# [EXERCISE REQUIREMENTS]
Output each line exactly as it appears, skipping any embedded picture.
::::
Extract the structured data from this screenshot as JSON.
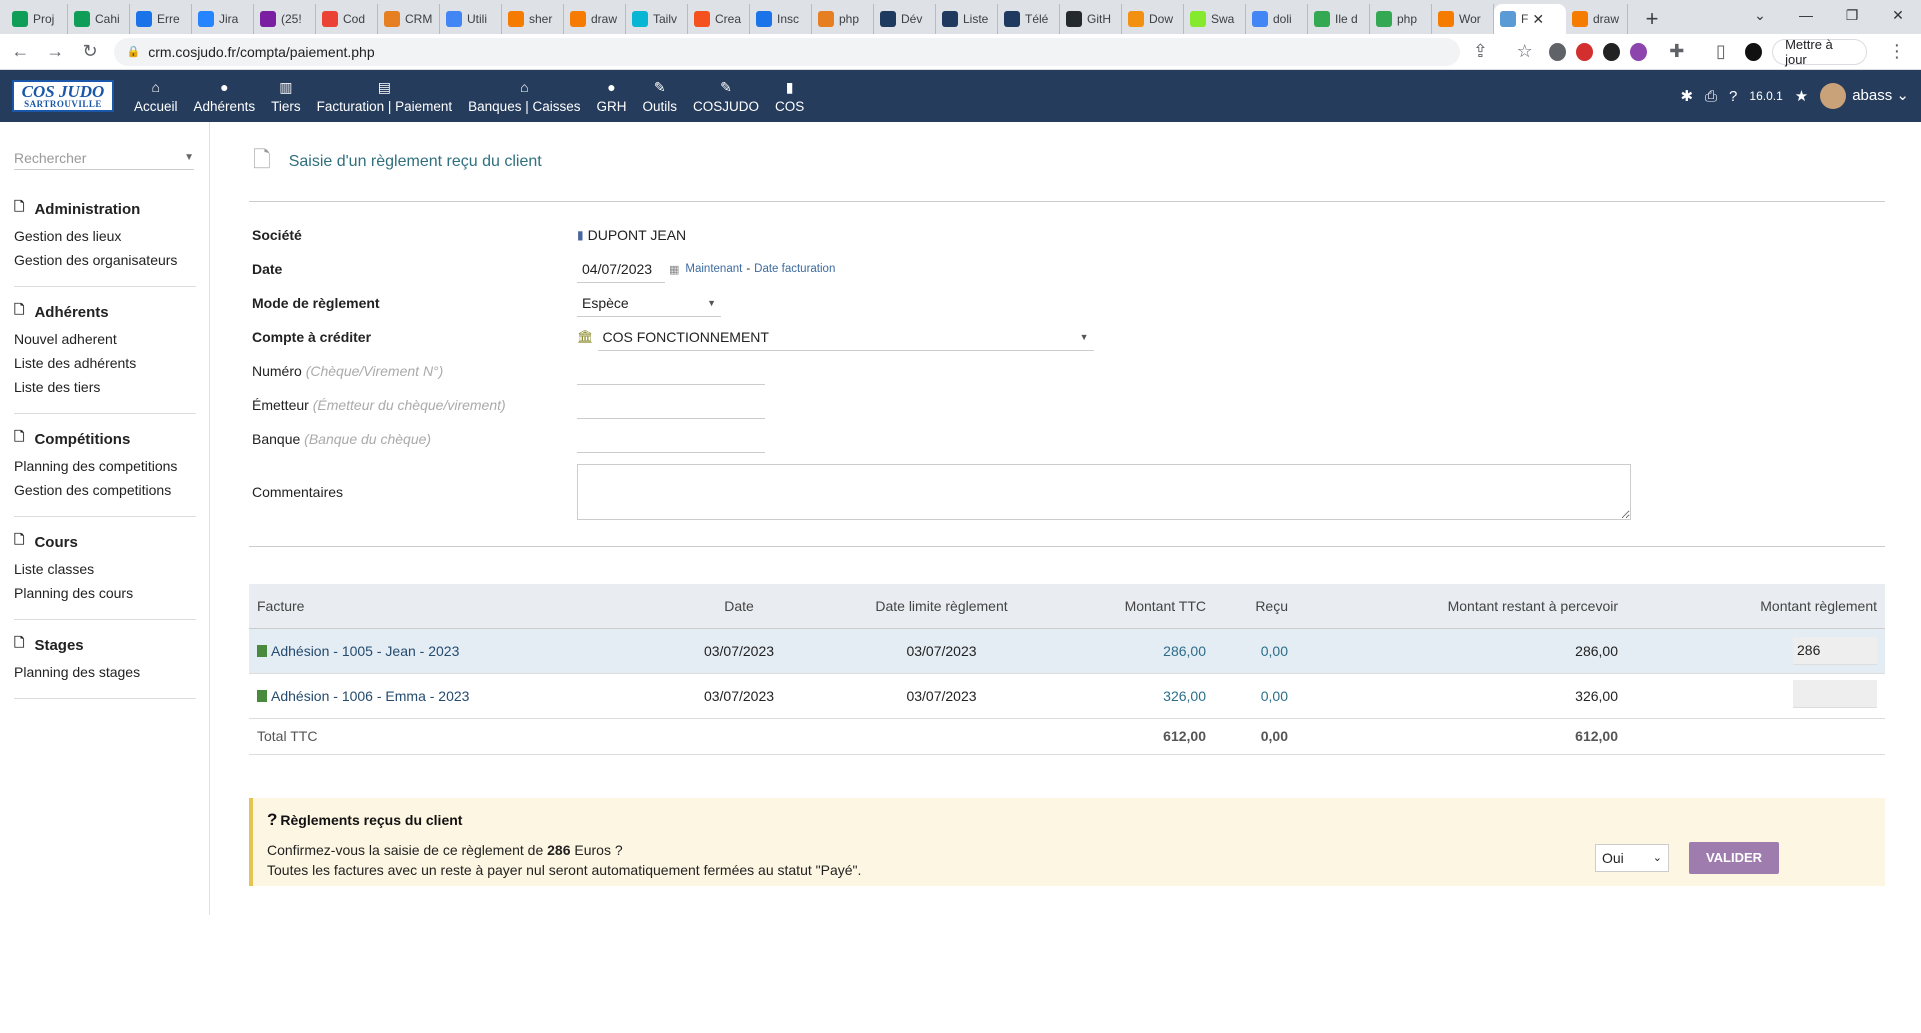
{
  "browser": {
    "tabs": [
      {
        "label": "Proj",
        "color": "#0f9d58"
      },
      {
        "label": "Cahi",
        "color": "#0f9d58"
      },
      {
        "label": "Erre",
        "color": "#1a73e8"
      },
      {
        "label": "Jira",
        "color": "#2684ff"
      },
      {
        "label": "(25!",
        "color": "#7b1fa2"
      },
      {
        "label": "Cod",
        "color": "#ea4335"
      },
      {
        "label": "CRM",
        "color": "#e67e22"
      },
      {
        "label": "Utili",
        "color": "#4285f4"
      },
      {
        "label": "sher",
        "color": "#f57c00"
      },
      {
        "label": "draw",
        "color": "#f57c00"
      },
      {
        "label": "Tailv",
        "color": "#06b6d4"
      },
      {
        "label": "Crea",
        "color": "#f4511e"
      },
      {
        "label": "Insc",
        "color": "#1a73e8"
      },
      {
        "label": "php",
        "color": "#e67e22"
      },
      {
        "label": "Dév",
        "color": "#1e3a5f"
      },
      {
        "label": "Liste",
        "color": "#1e3a5f"
      },
      {
        "label": "Télé",
        "color": "#1e3a5f"
      },
      {
        "label": "GitH",
        "color": "#24292e"
      },
      {
        "label": "Dow",
        "color": "#f29111"
      },
      {
        "label": "Swa",
        "color": "#85ea2d"
      },
      {
        "label": "doli",
        "color": "#4285f4"
      },
      {
        "label": "Ile d",
        "color": "#34a853"
      },
      {
        "label": "php",
        "color": "#34a853"
      },
      {
        "label": "Wor",
        "color": "#f57c00"
      },
      {
        "label": "F",
        "color": "#5a9bd5",
        "active": true
      },
      {
        "label": "draw",
        "color": "#f57c00"
      }
    ],
    "new_tab": "+",
    "url": "crm.cosjudo.fr/compta/paiement.php",
    "update_button": "Mettre à jour"
  },
  "logo": {
    "line1": "COS JUDO",
    "line2": "SARTROUVILLE"
  },
  "nav": [
    {
      "label": "Accueil",
      "icon": "⌂"
    },
    {
      "label": "Adhérents",
      "icon": "●"
    },
    {
      "label": "Tiers",
      "icon": "▥"
    },
    {
      "label": "Facturation | Paiement",
      "icon": "▤"
    },
    {
      "label": "Banques | Caisses",
      "icon": "⌂"
    },
    {
      "label": "GRH",
      "icon": "●"
    },
    {
      "label": "Outils",
      "icon": "✎"
    },
    {
      "label": "COSJUDO",
      "icon": "✎"
    },
    {
      "label": "COS",
      "icon": "▮"
    }
  ],
  "topright": {
    "version": "16.0.1",
    "username": "abass"
  },
  "sidebar": {
    "search_placeholder": "Rechercher",
    "sections": [
      {
        "title": "Administration",
        "items": [
          "Gestion des lieux",
          "Gestion des organisateurs"
        ]
      },
      {
        "title": "Adhérents",
        "items": [
          "Nouvel adherent",
          "Liste des adhérents",
          "Liste des tiers"
        ]
      },
      {
        "title": "Compétitions",
        "items": [
          "Planning des competitions",
          "Gestion des competitions"
        ]
      },
      {
        "title": "Cours",
        "items": [
          "Liste classes",
          "Planning des cours"
        ]
      },
      {
        "title": "Stages",
        "items": [
          "Planning des stages"
        ]
      }
    ]
  },
  "page": {
    "title": "Saisie d'un règlement reçu du client",
    "fields": {
      "societe_label": "Société",
      "societe_value": "DUPONT JEAN",
      "date_label": "Date",
      "date_value": "04/07/2023",
      "date_now_link": "Maintenant",
      "date_sep": "-",
      "date_invoice_link": "Date facturation",
      "mode_label": "Mode de règlement",
      "mode_value": "Espèce",
      "compte_label": "Compte à créditer",
      "compte_value": "COS FONCTIONNEMENT",
      "numero_label": "Numéro",
      "numero_hint": "(Chèque/Virement N°)",
      "emetteur_label": "Émetteur",
      "emetteur_hint": "(Émetteur du chèque/virement)",
      "banque_label": "Banque",
      "banque_hint": "(Banque du chèque)",
      "commentaires_label": "Commentaires"
    },
    "table": {
      "headers": {
        "facture": "Facture",
        "date": "Date",
        "date_limite": "Date limite règlement",
        "montant_ttc": "Montant TTC",
        "recu": "Reçu",
        "restant": "Montant restant à percevoir",
        "montant_reglement": "Montant règlement"
      },
      "rows": [
        {
          "facture": "Adhésion - 1005 - Jean - 2023",
          "date": "03/07/2023",
          "date_limite": "03/07/2023",
          "montant_ttc": "286,00",
          "recu": "0,00",
          "restant": "286,00",
          "reglement": "286"
        },
        {
          "facture": "Adhésion - 1006 - Emma - 2023",
          "date": "03/07/2023",
          "date_limite": "03/07/2023",
          "montant_ttc": "326,00",
          "recu": "0,00",
          "restant": "326,00",
          "reglement": ""
        }
      ],
      "total": {
        "label": "Total TTC",
        "montant_ttc": "612,00",
        "recu": "0,00",
        "restant": "612,00"
      }
    },
    "confirm": {
      "title": "Règlements reçus du client",
      "line1_prefix": "Confirmez-vous la saisie de ce règlement de ",
      "line1_amount": "286",
      "line1_suffix": " Euros ?",
      "line2": "Toutes les factures avec un reste à payer nul seront automatiquement fermées au statut \"Payé\".",
      "select_value": "Oui",
      "submit": "VALIDER"
    }
  }
}
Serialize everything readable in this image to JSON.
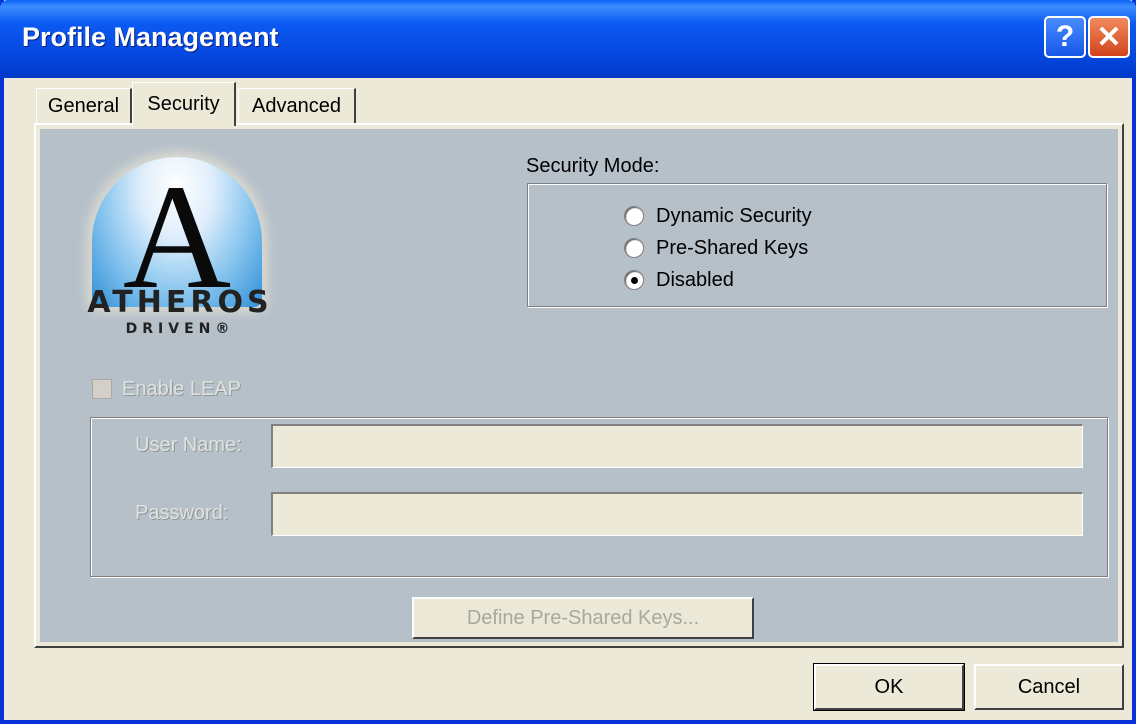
{
  "window": {
    "title": "Profile Management",
    "help_glyph": "?",
    "close_glyph": "✕"
  },
  "tabs": [
    {
      "label": "General",
      "selected": false
    },
    {
      "label": "Security",
      "selected": true
    },
    {
      "label": "Advanced",
      "selected": false
    }
  ],
  "logo": {
    "letter": "A",
    "word": "ATHEROS",
    "sub": "DRIVEN®"
  },
  "security_mode": {
    "label": "Security Mode:",
    "options": [
      {
        "label": "Dynamic Security",
        "selected": false
      },
      {
        "label": "Pre-Shared Keys",
        "selected": false
      },
      {
        "label": "Disabled",
        "selected": true
      }
    ]
  },
  "leap": {
    "label": "Enable LEAP",
    "checked": false,
    "enabled": false
  },
  "credentials": {
    "user_name_label": "User Name:",
    "user_name_value": "",
    "password_label": "Password:",
    "password_value": ""
  },
  "define_keys_button": "Define Pre-Shared Keys...",
  "buttons": {
    "ok": "OK",
    "cancel": "Cancel"
  },
  "colors": {
    "titlebar": "#0548e0",
    "panel_bg": "#b5c0c9",
    "window_bg": "#ece9d8"
  }
}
::::
# [RESPONSE TO THIS EXERCISE]
Extract the structured data from this screenshot as JSON.
{
  "browser": {
    "tabs": [
      {
        "label": "Proj",
        "color": "#0f9d58"
      },
      {
        "label": "Cahi",
        "color": "#0f9d58"
      },
      {
        "label": "Erre",
        "color": "#1a73e8"
      },
      {
        "label": "Jira",
        "color": "#2684ff"
      },
      {
        "label": "(25!",
        "color": "#7b1fa2"
      },
      {
        "label": "Cod",
        "color": "#ea4335"
      },
      {
        "label": "CRM",
        "color": "#e67e22"
      },
      {
        "label": "Utili",
        "color": "#4285f4"
      },
      {
        "label": "sher",
        "color": "#f57c00"
      },
      {
        "label": "draw",
        "color": "#f57c00"
      },
      {
        "label": "Tailv",
        "color": "#06b6d4"
      },
      {
        "label": "Crea",
        "color": "#f4511e"
      },
      {
        "label": "Insc",
        "color": "#1a73e8"
      },
      {
        "label": "php",
        "color": "#e67e22"
      },
      {
        "label": "Dév",
        "color": "#1e3a5f"
      },
      {
        "label": "Liste",
        "color": "#1e3a5f"
      },
      {
        "label": "Télé",
        "color": "#1e3a5f"
      },
      {
        "label": "GitH",
        "color": "#24292e"
      },
      {
        "label": "Dow",
        "color": "#f29111"
      },
      {
        "label": "Swa",
        "color": "#85ea2d"
      },
      {
        "label": "doli",
        "color": "#4285f4"
      },
      {
        "label": "Ile d",
        "color": "#34a853"
      },
      {
        "label": "php",
        "color": "#34a853"
      },
      {
        "label": "Wor",
        "color": "#f57c00"
      },
      {
        "label": "F",
        "color": "#5a9bd5",
        "active": true
      },
      {
        "label": "draw",
        "color": "#f57c00"
      }
    ],
    "new_tab": "+",
    "url": "crm.cosjudo.fr/compta/paiement.php",
    "update_button": "Mettre à jour"
  },
  "logo": {
    "line1": "COS JUDO",
    "line2": "SARTROUVILLE"
  },
  "nav": [
    {
      "label": "Accueil",
      "icon": "⌂"
    },
    {
      "label": "Adhérents",
      "icon": "●"
    },
    {
      "label": "Tiers",
      "icon": "▥"
    },
    {
      "label": "Facturation | Paiement",
      "icon": "▤"
    },
    {
      "label": "Banques | Caisses",
      "icon": "⌂"
    },
    {
      "label": "GRH",
      "icon": "●"
    },
    {
      "label": "Outils",
      "icon": "✎"
    },
    {
      "label": "COSJUDO",
      "icon": "✎"
    },
    {
      "label": "COS",
      "icon": "▮"
    }
  ],
  "topright": {
    "version": "16.0.1",
    "username": "abass"
  },
  "sidebar": {
    "search_placeholder": "Rechercher",
    "sections": [
      {
        "title": "Administration",
        "items": [
          "Gestion des lieux",
          "Gestion des organisateurs"
        ]
      },
      {
        "title": "Adhérents",
        "items": [
          "Nouvel adherent",
          "Liste des adhérents",
          "Liste des tiers"
        ]
      },
      {
        "title": "Compétitions",
        "items": [
          "Planning des competitions",
          "Gestion des competitions"
        ]
      },
      {
        "title": "Cours",
        "items": [
          "Liste classes",
          "Planning des cours"
        ]
      },
      {
        "title": "Stages",
        "items": [
          "Planning des stages"
        ]
      }
    ]
  },
  "page": {
    "title": "Saisie d'un règlement reçu du client",
    "fields": {
      "societe_label": "Société",
      "societe_value": "DUPONT JEAN",
      "date_label": "Date",
      "date_value": "04/07/2023",
      "date_now_link": "Maintenant",
      "date_sep": "-",
      "date_invoice_link": "Date facturation",
      "mode_label": "Mode de règlement",
      "mode_value": "Espèce",
      "compte_label": "Compte à créditer",
      "compte_value": "COS FONCTIONNEMENT",
      "numero_label": "Numéro",
      "numero_hint": "(Chèque/Virement N°)",
      "emetteur_label": "Émetteur",
      "emetteur_hint": "(Émetteur du chèque/virement)",
      "banque_label": "Banque",
      "banque_hint": "(Banque du chèque)",
      "commentaires_label": "Commentaires"
    },
    "table": {
      "headers": {
        "facture": "Facture",
        "date": "Date",
        "date_limite": "Date limite règlement",
        "montant_ttc": "Montant TTC",
        "recu": "Reçu",
        "restant": "Montant restant à percevoir",
        "montant_reglement": "Montant règlement"
      },
      "rows": [
        {
          "facture": "Adhésion - 1005 - Jean - 2023",
          "date": "03/07/2023",
          "date_limite": "03/07/2023",
          "montant_ttc": "286,00",
          "recu": "0,00",
          "restant": "286,00",
          "reglement": "286"
        },
        {
          "facture": "Adhésion - 1006 - Emma - 2023",
          "date": "03/07/2023",
          "date_limite": "03/07/2023",
          "montant_ttc": "326,00",
          "recu": "0,00",
          "restant": "326,00",
          "reglement": ""
        }
      ],
      "total": {
        "label": "Total TTC",
        "montant_ttc": "612,00",
        "recu": "0,00",
        "restant": "612,00"
      }
    },
    "confirm": {
      "title": "Règlements reçus du client",
      "line1_prefix": "Confirmez-vous la saisie de ce règlement de ",
      "line1_amount": "286",
      "line1_suffix": " Euros ?",
      "line2": "Toutes les factures avec un reste à payer nul seront automatiquement fermées au statut \"Payé\".",
      "select_value": "Oui",
      "submit": "VALIDER"
    }
  }
}
Serialize everything readable in this image to JSON.
{
  "window": {
    "title": "Profile Management",
    "help_glyph": "?",
    "close_glyph": "✕"
  },
  "tabs": [
    {
      "label": "General",
      "selected": false
    },
    {
      "label": "Security",
      "selected": true
    },
    {
      "label": "Advanced",
      "selected": false
    }
  ],
  "logo": {
    "letter": "A",
    "word": "ATHEROS",
    "sub": "DRIVEN®"
  },
  "security_mode": {
    "label": "Security Mode:",
    "options": [
      {
        "label": "Dynamic Security",
        "selected": false
      },
      {
        "label": "Pre-Shared Keys",
        "selected": false
      },
      {
        "label": "Disabled",
        "selected": true
      }
    ]
  },
  "leap": {
    "label": "Enable LEAP",
    "checked": false,
    "enabled": false
  },
  "credentials": {
    "user_name_label": "User Name:",
    "user_name_value": "",
    "password_label": "Password:",
    "password_value": ""
  },
  "define_keys_button": "Define Pre-Shared Keys...",
  "buttons": {
    "ok": "OK",
    "cancel": "Cancel"
  },
  "colors": {
    "titlebar": "#0548e0",
    "panel_bg": "#b5c0c9",
    "window_bg": "#ece9d8"
  }
}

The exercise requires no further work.